• **Text section**:
Estimators are tools that produce estimates of population statistics from sample statistics.

The basic outline of “statistical inference”: Data = sample $\rightarrow$ sample statistics $\rightarrow$ ESTIMATOR $\rightarrow$ population parameters

We generally use the word “statistic” when discussing the data, and “parameter” when discussing the underlying distribution.

An “estimator” or “point estimate” is a statistic (that is, a function of the data) that is used to infer the value of an unknown parameter in a statistical model. If the parameter is denoted $\theta$ then the estimator is typically written by adding a “hat” over the symbol: $\hat{\theta}$. Being a function of the data, the estimator is itself a random variable; a particular realization of this random variable is called the “estimate”. Sometimes the words “estimator” and “estimate” are used interchangeably, but I will try and be consistent in using the word “estimator” for the function in the generic, and the word “estimate” for the result of applying that function to the data at hand.

We have not been formally introduced to statistical distributions yet, but the Normal (a.k.a. Gaussian) distribution is the classic “bell-shaped” curve you may be familiar with. It has two parameters, $\mu$ (the location of the center of the bell curve) and $\sigma$ (the width of the bell curve).

Let’s say we have a random variable X that follows a Normal distribution:

\[ X \sim N(\mu,\sigma^{2}) \] Parameter estimation involves using the data to estimate the true value of $\mu$ and $\sigma$.

We define the “estimator” for $\mu$ as

\[ \frac{1}{n}\sum_{i=1}^{n}X_{i} \]

Therefore, the “estimate” $\hat{\mu}$ is

\[ \hat{\mu}=\bar{X} =\frac{1}{n}\sum_{i=1}^{n}X_{i} \]

Estimators are imperfect tools, and they can suffer from bias and/or variance (or, equivalently, standard error).

Bias: As $n \rightarrow \infty$, sample statistic does not converge to the population parameter
Standard error: Each individual estimate may be too low or too high from the true value (this can occur even if the long run average value is correct, i.e. unbiased). In other words, there is sample-to-sample variance in the estimates obtained from a given sample.

It turns out that bias and variance trade-off, and this trade-off is controlled by the complexity of the model you are trying to fit. We will return to these ideas in Week 13 but I suggest reading through this nice (and short) explanation of bias and variance (written from the perspective of machine learning, which is just another kind of model building enterprise).

Why are estimators associated with a standard error? If you were to do your experiment all over again, say 1000 times, the value of your estimate would be different each time. Your 1000 estimates would have a statistical distribution with some spread, and the spread of these 1000 estimates is quantified by the standard error.

(A good example of this from the Week 1 problem set is the question asking you the probability of getting your bag of M&Ms from a random sample of M&Ms. Let’s say you calculated this probability by sampling 100,000 times and you got 4 “matches”. This gives you an estimate of 0.00004. But if you repeated this experiement a second time, with another sample of 100,000 bags, you might get 7 matches or 2 matches or none at all! So 0.00004 is your estimate of the probability, but it is an estimate with some uncertainty because you don’t know how variable that probability would be if you did the experiment multiple times. This “spread” of the estimates is the standard error of your estimate. Computationally, we can calculate the standard error by doing lots of experiments, but in practice, this is not always possible. Therefore, as we’ll see in the next few weeks, we usually use the properties of statistical distributions to calculate the standard error of an estimate.)

• **Task set**:
a) Write out the passage of the text on estimators from "Bias: As $n" up to and including "model building enterprise).", word for word.
b) In the text on estimators, what is a particular realization of the estimator called?
c) Render this sentence from the text on estimators in Spanish: "Estimators are tools that produce estimates of population statistics from sample statistics."
The material that comes next is separate from the text on estimators.

• **Data under study**:

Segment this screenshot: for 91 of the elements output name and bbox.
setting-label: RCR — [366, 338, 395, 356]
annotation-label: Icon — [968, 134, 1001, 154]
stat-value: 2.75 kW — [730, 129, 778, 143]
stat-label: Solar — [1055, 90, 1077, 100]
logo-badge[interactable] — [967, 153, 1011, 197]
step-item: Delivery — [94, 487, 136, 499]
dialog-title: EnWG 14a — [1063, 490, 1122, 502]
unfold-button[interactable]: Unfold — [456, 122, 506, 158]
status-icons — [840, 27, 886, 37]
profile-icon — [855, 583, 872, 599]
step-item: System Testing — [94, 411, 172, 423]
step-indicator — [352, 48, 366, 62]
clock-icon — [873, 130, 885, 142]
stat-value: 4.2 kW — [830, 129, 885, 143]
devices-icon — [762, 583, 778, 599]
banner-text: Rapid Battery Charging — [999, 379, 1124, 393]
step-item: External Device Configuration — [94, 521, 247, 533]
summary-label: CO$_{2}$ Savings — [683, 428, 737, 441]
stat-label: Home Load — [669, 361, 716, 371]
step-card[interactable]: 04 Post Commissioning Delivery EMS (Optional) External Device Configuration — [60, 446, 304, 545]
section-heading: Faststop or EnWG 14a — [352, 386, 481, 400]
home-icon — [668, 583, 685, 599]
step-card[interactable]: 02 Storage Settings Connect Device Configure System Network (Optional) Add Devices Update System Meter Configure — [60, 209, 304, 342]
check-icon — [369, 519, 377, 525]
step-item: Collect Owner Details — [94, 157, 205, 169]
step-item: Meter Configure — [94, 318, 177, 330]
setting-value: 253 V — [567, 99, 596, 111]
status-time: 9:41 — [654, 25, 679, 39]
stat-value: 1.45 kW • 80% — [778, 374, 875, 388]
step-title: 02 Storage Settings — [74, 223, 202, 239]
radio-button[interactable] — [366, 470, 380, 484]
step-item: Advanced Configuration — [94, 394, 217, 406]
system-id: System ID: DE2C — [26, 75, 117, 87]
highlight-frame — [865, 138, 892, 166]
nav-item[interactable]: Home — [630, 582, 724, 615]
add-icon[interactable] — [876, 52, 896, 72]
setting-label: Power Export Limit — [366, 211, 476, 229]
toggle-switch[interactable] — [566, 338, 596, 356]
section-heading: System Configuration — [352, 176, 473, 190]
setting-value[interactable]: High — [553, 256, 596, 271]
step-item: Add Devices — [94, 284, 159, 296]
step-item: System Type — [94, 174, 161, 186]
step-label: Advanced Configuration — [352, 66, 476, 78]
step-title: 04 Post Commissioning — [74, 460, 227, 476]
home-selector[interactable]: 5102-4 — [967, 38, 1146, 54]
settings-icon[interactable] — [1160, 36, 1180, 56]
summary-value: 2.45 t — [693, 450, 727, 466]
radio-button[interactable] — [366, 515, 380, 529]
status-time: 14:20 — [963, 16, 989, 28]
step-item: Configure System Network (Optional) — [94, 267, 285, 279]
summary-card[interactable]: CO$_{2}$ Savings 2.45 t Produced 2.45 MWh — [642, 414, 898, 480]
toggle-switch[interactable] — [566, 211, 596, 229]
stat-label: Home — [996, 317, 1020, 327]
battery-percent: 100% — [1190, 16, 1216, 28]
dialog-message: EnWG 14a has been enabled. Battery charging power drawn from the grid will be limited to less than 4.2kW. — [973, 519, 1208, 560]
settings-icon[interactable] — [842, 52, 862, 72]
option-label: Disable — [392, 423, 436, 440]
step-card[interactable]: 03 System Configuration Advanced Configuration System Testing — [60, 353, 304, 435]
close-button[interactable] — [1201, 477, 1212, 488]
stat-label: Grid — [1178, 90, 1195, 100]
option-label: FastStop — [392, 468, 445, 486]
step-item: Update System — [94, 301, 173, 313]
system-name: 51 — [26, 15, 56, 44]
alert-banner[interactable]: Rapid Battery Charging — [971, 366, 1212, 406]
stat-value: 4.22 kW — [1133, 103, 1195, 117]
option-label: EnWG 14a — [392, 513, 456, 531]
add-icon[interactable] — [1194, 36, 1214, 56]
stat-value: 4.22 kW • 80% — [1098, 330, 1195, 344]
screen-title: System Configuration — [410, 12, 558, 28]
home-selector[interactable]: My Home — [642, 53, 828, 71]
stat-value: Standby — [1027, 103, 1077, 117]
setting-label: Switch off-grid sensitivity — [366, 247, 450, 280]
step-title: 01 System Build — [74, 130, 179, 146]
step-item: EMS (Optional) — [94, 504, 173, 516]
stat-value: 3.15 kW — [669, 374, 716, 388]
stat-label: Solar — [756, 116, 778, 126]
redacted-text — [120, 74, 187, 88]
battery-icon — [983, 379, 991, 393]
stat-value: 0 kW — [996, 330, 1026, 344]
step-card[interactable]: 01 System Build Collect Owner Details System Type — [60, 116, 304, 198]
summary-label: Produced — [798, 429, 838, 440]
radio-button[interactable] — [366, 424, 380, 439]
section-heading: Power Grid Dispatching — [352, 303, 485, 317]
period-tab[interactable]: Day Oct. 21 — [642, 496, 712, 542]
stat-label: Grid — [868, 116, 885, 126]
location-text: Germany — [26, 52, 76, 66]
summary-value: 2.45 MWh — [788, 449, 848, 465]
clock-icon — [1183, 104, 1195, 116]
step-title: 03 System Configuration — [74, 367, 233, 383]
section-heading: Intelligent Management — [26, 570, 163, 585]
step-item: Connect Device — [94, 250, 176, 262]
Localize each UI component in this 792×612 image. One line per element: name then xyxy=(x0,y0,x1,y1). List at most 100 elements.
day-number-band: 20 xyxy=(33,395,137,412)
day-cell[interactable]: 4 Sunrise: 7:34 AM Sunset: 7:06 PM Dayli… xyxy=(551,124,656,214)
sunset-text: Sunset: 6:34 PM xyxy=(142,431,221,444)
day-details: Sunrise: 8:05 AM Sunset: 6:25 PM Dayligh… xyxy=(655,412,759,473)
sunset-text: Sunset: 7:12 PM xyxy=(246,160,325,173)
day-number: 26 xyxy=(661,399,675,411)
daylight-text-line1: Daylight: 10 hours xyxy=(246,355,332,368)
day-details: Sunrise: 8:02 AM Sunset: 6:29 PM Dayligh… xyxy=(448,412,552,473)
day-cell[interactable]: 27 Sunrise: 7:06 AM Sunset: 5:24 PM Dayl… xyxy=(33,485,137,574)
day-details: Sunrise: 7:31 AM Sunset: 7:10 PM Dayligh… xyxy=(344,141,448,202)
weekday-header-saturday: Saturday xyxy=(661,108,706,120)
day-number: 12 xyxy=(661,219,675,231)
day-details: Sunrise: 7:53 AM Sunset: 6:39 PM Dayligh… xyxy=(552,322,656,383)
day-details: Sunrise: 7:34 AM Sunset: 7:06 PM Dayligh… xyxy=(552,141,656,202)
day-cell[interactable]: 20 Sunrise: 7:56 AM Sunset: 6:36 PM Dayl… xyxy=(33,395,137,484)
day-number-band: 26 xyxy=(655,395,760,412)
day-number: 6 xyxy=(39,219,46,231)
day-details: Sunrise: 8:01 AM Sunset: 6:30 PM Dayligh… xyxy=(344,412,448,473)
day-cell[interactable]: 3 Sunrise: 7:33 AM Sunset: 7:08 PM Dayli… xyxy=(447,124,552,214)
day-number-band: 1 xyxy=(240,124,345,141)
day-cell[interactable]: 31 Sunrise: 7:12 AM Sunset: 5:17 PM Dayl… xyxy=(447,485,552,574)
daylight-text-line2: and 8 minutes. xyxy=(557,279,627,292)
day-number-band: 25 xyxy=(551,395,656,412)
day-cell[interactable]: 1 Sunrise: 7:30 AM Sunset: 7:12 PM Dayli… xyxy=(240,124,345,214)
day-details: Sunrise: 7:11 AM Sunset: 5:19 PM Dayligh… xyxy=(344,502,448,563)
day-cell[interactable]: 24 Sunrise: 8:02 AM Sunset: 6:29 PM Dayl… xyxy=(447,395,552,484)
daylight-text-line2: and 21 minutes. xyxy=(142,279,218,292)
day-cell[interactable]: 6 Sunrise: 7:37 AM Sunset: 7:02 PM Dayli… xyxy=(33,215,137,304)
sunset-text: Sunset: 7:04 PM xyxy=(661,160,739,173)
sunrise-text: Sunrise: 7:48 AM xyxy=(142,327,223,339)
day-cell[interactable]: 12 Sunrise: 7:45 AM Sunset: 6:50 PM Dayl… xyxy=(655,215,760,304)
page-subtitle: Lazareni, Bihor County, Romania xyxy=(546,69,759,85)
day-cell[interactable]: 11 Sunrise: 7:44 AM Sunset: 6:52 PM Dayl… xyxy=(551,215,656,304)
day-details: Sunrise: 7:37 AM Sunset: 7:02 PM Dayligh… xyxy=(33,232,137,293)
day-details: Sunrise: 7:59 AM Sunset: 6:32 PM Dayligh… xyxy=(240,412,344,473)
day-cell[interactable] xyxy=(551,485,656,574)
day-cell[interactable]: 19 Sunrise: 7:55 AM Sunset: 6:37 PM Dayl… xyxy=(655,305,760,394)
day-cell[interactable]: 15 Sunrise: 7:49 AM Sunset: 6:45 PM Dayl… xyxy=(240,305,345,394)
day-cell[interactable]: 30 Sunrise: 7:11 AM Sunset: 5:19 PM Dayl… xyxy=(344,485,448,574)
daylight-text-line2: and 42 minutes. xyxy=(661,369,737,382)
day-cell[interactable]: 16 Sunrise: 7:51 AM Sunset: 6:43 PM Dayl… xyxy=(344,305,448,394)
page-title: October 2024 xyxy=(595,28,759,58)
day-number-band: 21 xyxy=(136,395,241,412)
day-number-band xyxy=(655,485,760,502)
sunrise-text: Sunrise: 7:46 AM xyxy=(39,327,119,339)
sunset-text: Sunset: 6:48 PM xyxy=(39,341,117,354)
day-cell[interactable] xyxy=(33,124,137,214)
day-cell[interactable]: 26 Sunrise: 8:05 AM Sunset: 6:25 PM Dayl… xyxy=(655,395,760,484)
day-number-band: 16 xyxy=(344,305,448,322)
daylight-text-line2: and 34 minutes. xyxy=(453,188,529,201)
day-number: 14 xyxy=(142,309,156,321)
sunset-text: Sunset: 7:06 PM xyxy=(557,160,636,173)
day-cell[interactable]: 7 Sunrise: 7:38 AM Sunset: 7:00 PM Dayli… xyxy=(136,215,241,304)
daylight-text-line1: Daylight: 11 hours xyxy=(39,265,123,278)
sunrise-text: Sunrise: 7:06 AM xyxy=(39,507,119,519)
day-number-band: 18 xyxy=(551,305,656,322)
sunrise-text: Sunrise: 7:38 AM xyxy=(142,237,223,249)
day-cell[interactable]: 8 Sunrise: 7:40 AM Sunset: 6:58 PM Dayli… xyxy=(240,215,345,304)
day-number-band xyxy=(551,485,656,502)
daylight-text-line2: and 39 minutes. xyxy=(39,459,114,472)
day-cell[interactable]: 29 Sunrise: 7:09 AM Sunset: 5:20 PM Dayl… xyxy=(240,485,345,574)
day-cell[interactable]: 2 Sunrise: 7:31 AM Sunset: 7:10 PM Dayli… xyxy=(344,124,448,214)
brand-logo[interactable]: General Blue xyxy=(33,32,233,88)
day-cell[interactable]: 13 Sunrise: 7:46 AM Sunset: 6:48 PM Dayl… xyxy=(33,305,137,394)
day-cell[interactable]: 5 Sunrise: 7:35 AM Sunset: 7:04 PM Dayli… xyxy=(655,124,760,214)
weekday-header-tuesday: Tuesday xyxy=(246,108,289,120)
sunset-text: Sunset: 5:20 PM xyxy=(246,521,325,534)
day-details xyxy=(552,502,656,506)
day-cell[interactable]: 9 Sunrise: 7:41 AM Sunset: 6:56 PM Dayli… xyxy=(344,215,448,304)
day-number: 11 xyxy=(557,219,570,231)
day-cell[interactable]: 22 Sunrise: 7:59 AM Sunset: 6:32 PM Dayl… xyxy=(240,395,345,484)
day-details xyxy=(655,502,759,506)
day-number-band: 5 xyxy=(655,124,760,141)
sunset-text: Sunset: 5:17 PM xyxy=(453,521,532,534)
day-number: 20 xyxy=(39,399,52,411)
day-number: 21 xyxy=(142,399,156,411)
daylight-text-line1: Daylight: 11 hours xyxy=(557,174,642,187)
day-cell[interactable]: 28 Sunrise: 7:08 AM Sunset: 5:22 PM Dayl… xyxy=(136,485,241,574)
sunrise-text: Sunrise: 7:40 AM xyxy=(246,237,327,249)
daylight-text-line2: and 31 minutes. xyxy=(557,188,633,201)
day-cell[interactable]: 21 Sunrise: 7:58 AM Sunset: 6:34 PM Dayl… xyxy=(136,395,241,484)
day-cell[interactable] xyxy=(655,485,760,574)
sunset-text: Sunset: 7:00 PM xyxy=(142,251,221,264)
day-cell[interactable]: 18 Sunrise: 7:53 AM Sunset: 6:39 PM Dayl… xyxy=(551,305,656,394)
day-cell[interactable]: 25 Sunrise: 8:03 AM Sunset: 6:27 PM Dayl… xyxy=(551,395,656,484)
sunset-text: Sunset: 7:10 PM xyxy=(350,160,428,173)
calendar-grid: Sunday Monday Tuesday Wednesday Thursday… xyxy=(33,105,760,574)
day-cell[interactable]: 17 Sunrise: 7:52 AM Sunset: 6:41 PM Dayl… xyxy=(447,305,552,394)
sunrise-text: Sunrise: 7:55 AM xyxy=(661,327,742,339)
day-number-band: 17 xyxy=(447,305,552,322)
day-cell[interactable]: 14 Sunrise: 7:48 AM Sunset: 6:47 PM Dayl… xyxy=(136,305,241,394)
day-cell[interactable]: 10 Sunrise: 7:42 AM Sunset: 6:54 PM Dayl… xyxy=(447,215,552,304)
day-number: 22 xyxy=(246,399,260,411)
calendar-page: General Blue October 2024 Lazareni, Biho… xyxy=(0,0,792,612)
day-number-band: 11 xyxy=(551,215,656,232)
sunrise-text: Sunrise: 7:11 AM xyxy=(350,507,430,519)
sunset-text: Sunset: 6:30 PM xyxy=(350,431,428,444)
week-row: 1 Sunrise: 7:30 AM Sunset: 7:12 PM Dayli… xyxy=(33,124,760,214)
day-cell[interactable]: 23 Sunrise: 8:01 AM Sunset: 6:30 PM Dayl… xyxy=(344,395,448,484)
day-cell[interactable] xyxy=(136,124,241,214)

• **Answers in order**:
a)
Bias: As $n \rightarrow \infty$, sample statistic does not converge to the population parameter
Standard error: Each individual estimate may be too low or too high from the true value (this can occur even if the long run average value is correct, i.e. unbiased). In other words, there is sample-to-sample variance in the estimates obtained from a given sample.

It turns out that bias and variance trade-off, and this trade-off is controlled by the complexity of the model you are trying to fit. We will return to these ideas in Week 13 but I suggest reading through this nice (and short) explanation of bias and variance (written from the perspective of machine learning, which is just another kind of model building enterprise).

b) The estimate.

c) Los estimadores son herramientas que producen estimaciones de estadísticos poblacionales a partir de estadísticos muestrales.